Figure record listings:
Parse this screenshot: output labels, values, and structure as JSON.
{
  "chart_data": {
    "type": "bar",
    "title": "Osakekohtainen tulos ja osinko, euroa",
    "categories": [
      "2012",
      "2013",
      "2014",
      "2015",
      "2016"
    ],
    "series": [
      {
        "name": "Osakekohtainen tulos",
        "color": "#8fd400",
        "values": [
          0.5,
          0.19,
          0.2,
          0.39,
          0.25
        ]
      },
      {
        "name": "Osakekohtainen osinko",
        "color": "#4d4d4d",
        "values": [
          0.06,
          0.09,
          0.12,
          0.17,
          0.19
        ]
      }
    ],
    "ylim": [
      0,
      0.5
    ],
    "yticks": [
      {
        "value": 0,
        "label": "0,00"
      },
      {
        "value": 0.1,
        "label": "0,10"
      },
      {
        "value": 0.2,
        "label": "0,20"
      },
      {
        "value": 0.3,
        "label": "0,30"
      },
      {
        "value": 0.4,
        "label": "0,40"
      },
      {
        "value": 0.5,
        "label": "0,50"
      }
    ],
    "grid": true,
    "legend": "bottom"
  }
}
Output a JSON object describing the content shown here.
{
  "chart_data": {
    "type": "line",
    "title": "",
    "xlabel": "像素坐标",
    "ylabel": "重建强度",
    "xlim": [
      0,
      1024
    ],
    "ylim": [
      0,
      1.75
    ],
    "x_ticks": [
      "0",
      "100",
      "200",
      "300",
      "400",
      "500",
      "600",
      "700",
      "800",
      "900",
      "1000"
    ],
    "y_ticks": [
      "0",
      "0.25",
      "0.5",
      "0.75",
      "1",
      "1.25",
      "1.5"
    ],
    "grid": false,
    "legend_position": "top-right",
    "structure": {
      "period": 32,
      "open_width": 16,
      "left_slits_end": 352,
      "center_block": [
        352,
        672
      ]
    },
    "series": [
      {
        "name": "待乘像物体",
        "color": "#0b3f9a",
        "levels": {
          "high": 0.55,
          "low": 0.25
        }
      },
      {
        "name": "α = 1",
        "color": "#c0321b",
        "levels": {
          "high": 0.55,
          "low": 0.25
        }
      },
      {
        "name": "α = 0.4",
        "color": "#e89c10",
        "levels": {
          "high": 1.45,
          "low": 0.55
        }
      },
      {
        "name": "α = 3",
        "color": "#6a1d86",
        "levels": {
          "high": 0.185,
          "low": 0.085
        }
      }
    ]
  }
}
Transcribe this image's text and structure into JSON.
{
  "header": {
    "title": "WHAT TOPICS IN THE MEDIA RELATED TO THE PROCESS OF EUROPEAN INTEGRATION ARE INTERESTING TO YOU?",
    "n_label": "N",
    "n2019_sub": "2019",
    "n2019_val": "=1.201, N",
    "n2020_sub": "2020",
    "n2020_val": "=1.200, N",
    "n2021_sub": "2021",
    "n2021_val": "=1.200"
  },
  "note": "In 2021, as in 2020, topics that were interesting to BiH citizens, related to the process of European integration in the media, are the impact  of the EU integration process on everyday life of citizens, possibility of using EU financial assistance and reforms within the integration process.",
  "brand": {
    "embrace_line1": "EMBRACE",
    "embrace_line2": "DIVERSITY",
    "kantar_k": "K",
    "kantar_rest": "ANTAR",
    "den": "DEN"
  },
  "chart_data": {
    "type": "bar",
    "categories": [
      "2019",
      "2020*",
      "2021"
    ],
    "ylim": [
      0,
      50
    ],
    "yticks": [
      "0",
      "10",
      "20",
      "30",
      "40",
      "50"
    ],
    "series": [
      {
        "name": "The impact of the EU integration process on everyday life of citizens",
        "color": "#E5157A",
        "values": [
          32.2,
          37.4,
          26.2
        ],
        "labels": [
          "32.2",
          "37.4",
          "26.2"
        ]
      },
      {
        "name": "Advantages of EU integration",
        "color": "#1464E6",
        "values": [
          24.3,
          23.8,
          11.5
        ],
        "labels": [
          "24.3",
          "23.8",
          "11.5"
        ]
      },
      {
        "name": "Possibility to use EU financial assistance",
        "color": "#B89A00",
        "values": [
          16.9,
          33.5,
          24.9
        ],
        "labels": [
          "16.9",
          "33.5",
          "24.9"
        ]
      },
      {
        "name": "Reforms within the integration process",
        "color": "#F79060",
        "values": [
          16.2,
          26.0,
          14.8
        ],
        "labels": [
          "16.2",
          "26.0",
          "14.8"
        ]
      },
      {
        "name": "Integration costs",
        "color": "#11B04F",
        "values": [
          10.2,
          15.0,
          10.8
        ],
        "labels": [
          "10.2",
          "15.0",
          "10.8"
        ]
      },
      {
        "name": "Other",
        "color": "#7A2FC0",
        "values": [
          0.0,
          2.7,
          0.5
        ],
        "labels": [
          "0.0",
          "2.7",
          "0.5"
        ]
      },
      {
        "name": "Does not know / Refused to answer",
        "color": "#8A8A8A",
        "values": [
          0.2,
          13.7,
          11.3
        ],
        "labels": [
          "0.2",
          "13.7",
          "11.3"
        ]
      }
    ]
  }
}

WHAT NEEDS TO BE DONE: How many of the lines above hold the word "JSON"? Give only that number.

SOLUTION: 3